> WHAT THIS TASK INVOLVES
Keep the images out and copy every entry below exactly.

> MATERIALS PROVIDED
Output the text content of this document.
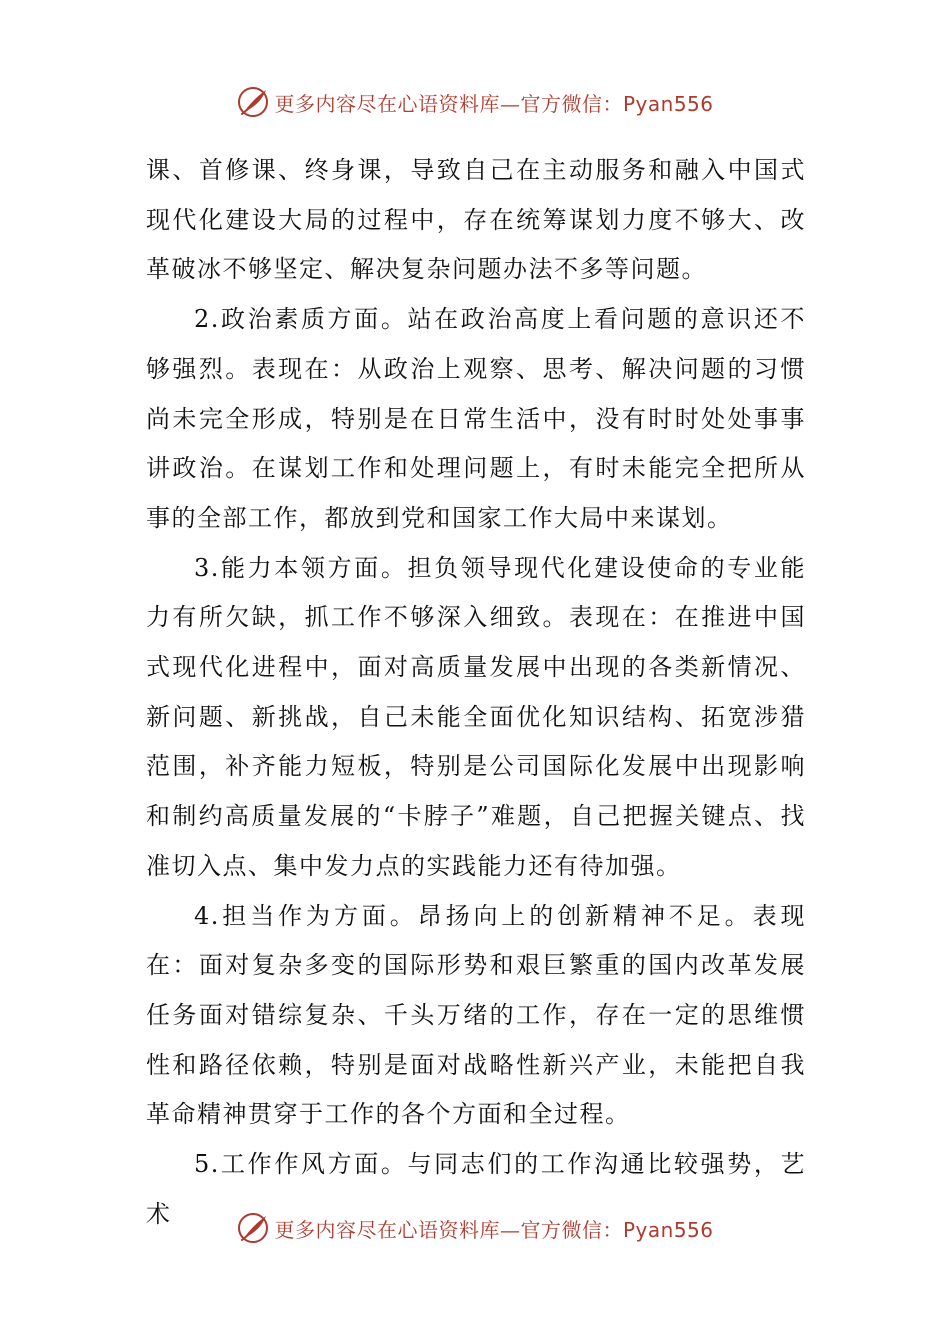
更多内容尽在心语资料库—官方微信：Pyan556

课、首修课、终身课，导致自己在主动服务和融入中国式现代化建设大局的过程中，存在统筹谋划力度不够大、改革破冰不够坚定、解决复杂问题办法不多等问题。

2.政治素质方面。站在政治高度上看问题的意识还不够强烈。表现在：从政治上观察、思考、解决问题的习惯尚未完全形成，特别是在日常生活中，没有时时处处事事讲政治。在谋划工作和处理问题上，有时未能完全把所从事的全部工作，都放到党和国家工作大局中来谋划。

3.能力本领方面。担负领导现代化建设使命的专业能力有所欠缺，抓工作不够深入细致。表现在：在推进中国式现代化进程中，面对高质量发展中出现的各类新情况、新问题、新挑战，自己未能全面优化知识结构、拓宽涉猎范围，补齐能力短板，特别是公司国际化发展中出现影响和制约高质量发展的“卡脖子”难题，自己把握关键点、找准切入点、集中发力点的实践能力还有待加强。

4.担当作为方面。昂扬向上的创新精神不足。表现在：面对复杂多变的国际形势和艰巨繁重的国内改革发展任务面对错综复杂、千头万绪的工作，存在一定的思维惯性和路径依赖，特别是面对战略性新兴产业，未能把自我革命精神贯穿于工作的各个方面和全过程。

5.工作作风方面。与同志们的工作沟通比较强势，艺术

更多内容尽在心语资料库—官方微信：Pyan556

> TASK ANSWER
Output the text content of this document.
更多内容尽在心语资料库—官方微信：Pyan556

课、首修课、终身课，导致自己在主动服务和融入中国式现代化建设大局的过程中，存在统筹谋划力度不够大、改革破冰不够坚定、解决复杂问题办法不多等问题。

2.政治素质方面。站在政治高度上看问题的意识还不够强烈。表现在：从政治上观察、思考、解决问题的习惯尚未完全形成，特别是在日常生活中，没有时时处处事事讲政治。在谋划工作和处理问题上，有时未能完全把所从事的全部工作，都放到党和国家工作大局中来谋划。

3.能力本领方面。担负领导现代化建设使命的专业能力有所欠缺，抓工作不够深入细致。表现在：在推进中国式现代化进程中，面对高质量发展中出现的各类新情况、新问题、新挑战，自己未能全面优化知识结构、拓宽涉猎范围，补齐能力短板，特别是公司国际化发展中出现影响和制约高质量发展的“卡脖子”难题，自己把握关键点、找准切入点、集中发力点的实践能力还有待加强。

4.担当作为方面。昂扬向上的创新精神不足。表现在：面对复杂多变的国际形势和艰巨繁重的国内改革发展任务面对错综复杂、千头万绪的工作，存在一定的思维惯性和路径依赖，特别是面对战略性新兴产业，未能把自我革命精神贯穿于工作的各个方面和全过程。

5.工作作风方面。与同志们的工作沟通比较强势，艺术

更多内容尽在心语资料库—官方微信：Pyan556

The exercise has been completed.